▸ Exercise description
The data below should be restated word for word, with every picture omitted.

··· Records ···

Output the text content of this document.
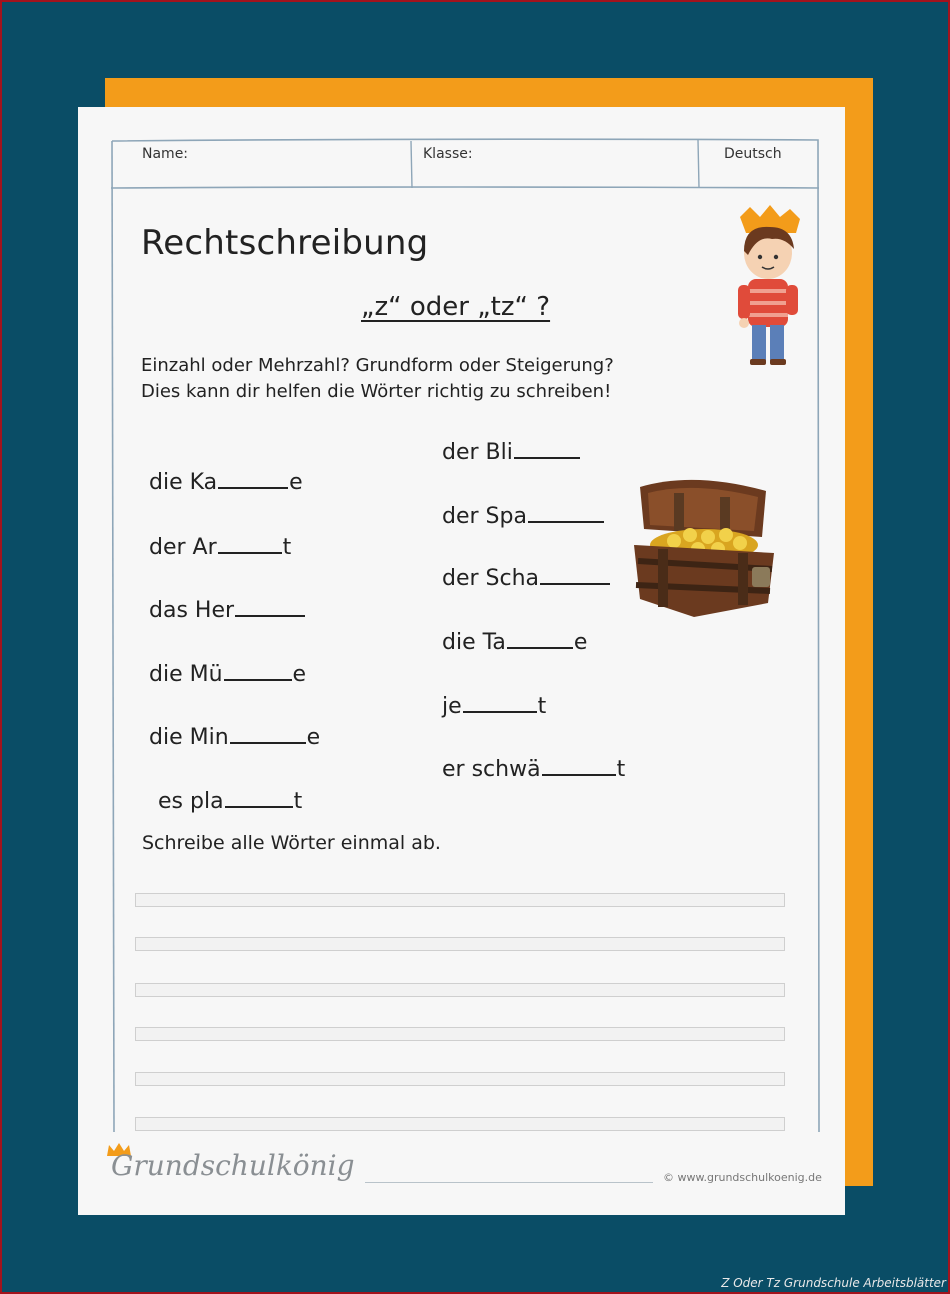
Name:	Klasse:	Deutsch
Rechtschreibung
„z“ oder „tz“ ?
Einzahl oder Mehrzahl? Grundform oder Steigerung?
Dies kann dir helfen die Wörter richtig zu schreiben!
die Ka	e
der Ar	t
das Her
die Mü	e
die Min	e
es pla	t
der Bli
der Spa
der Scha
die Ta	e
je	t
er schwä	t
Schreibe alle Wörter einmal ab.
Grundschulkönig	© www.grundschulkoenig.de
Z Oder Tz Grundschule Arbeitsblätter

···

▸ Result of this task
Output the text content of this document.
Name:	Klasse:	Deutsch
Rechtschreibung
„z“ oder „tz“ ?
Einzahl oder Mehrzahl? Grundform oder Steigerung?
Dies kann dir helfen die Wörter richtig zu schreiben!
die Ka	e
der Ar	t
das Her
die Mü	e
die Min	e
es pla	t
der Bli
der Spa
der Scha
die Ta	e
je	t
er schwä	t
Schreibe alle Wörter einmal ab.
Grundschulkönig	© www.grundschulkoenig.de
Z Oder Tz Grundschule Arbeitsblätter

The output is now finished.